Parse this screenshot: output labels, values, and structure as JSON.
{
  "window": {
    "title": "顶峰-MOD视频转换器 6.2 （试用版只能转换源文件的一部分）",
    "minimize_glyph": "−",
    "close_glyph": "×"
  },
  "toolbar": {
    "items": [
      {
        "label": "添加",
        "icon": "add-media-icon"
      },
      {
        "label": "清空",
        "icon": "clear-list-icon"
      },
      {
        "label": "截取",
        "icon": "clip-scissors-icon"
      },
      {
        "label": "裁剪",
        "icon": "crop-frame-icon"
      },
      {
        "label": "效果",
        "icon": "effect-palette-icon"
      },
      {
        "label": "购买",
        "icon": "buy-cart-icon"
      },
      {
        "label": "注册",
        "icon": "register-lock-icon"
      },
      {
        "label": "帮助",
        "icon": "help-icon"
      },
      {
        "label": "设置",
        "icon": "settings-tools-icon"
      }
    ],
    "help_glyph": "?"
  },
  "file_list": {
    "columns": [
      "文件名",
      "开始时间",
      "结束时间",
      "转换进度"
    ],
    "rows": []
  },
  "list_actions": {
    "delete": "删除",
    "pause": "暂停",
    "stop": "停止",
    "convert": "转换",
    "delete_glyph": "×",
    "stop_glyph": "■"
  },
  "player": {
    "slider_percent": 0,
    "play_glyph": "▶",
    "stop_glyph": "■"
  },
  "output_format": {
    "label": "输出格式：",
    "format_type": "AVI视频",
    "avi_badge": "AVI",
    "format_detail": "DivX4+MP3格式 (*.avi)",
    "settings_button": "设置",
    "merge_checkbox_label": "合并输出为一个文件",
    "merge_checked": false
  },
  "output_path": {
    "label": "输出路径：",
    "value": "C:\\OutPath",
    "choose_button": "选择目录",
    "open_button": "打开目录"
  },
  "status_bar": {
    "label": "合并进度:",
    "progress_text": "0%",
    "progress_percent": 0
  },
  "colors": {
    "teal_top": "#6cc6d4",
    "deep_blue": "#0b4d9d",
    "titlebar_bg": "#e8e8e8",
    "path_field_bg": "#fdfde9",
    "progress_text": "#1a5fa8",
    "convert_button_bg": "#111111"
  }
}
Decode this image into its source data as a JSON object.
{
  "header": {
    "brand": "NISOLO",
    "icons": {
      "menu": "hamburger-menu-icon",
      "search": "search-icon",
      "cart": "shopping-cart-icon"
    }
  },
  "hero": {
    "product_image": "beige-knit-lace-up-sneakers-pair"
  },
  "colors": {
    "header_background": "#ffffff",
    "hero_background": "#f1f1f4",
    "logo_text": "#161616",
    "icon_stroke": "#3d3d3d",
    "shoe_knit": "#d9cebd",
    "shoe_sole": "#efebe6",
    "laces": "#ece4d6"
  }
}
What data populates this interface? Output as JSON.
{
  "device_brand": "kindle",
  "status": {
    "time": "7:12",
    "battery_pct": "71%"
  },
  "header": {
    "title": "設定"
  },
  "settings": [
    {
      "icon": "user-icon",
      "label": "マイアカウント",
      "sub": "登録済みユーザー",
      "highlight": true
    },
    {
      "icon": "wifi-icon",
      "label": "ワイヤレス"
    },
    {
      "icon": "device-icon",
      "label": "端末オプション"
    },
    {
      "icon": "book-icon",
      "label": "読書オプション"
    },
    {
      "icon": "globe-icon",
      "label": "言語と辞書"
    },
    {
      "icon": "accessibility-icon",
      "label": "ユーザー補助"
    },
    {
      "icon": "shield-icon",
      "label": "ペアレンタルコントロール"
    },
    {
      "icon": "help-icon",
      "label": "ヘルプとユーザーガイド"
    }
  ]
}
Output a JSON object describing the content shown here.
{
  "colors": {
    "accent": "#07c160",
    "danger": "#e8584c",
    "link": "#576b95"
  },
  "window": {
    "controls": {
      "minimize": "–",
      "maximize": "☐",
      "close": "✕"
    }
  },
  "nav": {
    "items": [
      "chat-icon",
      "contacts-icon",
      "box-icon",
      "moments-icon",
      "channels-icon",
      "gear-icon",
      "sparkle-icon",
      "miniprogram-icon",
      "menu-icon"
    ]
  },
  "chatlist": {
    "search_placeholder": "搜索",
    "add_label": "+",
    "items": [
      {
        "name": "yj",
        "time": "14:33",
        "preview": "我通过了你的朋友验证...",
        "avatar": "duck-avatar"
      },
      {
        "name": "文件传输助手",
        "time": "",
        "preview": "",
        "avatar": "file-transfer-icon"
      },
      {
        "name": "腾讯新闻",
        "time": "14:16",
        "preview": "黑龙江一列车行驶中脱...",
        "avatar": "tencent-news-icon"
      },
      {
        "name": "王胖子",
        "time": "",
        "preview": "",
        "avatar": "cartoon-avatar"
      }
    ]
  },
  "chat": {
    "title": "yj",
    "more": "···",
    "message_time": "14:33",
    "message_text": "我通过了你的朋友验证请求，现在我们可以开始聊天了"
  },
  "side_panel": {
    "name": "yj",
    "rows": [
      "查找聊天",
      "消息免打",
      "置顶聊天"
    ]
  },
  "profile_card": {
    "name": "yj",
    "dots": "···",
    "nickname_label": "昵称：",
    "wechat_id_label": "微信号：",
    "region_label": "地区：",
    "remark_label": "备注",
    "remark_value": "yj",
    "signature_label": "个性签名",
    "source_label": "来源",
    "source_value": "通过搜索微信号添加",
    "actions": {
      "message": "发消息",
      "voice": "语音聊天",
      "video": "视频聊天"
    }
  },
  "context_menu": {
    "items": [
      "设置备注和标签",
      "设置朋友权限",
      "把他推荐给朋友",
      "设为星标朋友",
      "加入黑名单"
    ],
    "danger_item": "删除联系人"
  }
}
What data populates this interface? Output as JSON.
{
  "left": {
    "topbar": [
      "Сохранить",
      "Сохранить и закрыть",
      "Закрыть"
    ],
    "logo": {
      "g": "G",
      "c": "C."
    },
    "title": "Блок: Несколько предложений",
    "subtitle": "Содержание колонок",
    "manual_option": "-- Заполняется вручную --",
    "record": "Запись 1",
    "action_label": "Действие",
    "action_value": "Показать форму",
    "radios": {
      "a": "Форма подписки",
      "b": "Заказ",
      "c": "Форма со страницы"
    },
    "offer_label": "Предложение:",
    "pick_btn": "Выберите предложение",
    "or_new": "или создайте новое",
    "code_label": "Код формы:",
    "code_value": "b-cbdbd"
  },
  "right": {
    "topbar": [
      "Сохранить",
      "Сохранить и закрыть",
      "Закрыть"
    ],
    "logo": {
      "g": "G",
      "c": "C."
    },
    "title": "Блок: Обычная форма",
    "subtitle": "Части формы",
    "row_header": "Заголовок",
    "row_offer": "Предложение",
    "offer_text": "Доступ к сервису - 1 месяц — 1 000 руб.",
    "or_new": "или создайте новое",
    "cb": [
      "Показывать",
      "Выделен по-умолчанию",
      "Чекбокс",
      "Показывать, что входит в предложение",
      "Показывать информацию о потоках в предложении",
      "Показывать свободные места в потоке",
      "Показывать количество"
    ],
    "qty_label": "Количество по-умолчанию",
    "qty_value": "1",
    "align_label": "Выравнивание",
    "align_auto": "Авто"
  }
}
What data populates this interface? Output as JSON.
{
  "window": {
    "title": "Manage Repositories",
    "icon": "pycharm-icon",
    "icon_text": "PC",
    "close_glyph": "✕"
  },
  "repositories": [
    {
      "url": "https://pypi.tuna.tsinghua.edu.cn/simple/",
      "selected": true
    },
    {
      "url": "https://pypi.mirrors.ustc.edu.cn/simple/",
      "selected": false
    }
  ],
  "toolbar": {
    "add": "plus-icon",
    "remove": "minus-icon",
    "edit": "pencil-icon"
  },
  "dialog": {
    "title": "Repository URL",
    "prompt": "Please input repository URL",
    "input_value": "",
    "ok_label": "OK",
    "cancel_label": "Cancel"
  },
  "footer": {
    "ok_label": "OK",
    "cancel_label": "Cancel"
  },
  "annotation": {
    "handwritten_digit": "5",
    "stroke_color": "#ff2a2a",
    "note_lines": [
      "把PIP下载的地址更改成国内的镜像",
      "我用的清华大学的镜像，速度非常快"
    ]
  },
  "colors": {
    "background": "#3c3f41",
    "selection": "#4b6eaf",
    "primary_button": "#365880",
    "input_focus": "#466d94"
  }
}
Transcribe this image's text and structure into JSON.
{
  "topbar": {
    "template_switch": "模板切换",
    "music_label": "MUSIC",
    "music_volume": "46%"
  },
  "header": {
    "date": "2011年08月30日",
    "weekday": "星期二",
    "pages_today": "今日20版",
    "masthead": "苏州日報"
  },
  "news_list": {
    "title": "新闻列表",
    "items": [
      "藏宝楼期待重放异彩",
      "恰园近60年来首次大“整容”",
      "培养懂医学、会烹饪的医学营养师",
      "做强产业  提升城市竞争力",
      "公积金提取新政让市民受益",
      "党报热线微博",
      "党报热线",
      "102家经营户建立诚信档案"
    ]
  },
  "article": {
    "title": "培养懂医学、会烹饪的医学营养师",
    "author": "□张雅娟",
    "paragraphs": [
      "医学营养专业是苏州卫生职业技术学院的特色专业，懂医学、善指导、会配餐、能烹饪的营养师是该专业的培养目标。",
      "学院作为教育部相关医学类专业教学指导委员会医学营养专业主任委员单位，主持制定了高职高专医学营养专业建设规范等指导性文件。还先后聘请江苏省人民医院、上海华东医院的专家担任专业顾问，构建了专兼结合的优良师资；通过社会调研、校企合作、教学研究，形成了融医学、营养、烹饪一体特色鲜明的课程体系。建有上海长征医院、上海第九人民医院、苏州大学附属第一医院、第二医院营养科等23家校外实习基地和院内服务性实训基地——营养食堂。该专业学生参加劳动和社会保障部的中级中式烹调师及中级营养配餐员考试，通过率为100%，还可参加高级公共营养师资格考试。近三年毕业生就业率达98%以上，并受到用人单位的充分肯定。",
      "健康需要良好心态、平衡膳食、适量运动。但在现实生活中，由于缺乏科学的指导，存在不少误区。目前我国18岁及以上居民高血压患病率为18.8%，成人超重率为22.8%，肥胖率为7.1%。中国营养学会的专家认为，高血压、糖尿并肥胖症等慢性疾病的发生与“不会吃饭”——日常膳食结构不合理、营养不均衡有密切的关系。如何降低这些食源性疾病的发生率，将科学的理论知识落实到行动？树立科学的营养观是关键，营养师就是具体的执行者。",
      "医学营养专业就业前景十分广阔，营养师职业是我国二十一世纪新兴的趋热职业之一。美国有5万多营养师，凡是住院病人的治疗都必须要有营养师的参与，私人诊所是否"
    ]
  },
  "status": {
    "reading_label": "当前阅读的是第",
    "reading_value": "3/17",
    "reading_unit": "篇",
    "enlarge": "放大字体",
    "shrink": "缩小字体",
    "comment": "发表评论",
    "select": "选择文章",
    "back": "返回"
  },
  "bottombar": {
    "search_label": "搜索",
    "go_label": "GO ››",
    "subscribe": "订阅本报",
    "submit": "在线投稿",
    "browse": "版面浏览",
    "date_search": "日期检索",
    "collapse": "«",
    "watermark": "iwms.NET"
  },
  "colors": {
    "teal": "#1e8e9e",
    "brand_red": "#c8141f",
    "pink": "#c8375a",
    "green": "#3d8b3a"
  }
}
--
__Requirement__
Looking at the records above, work out how many lines include the word "pypi", then give that number by itself.

__Complete answer__
2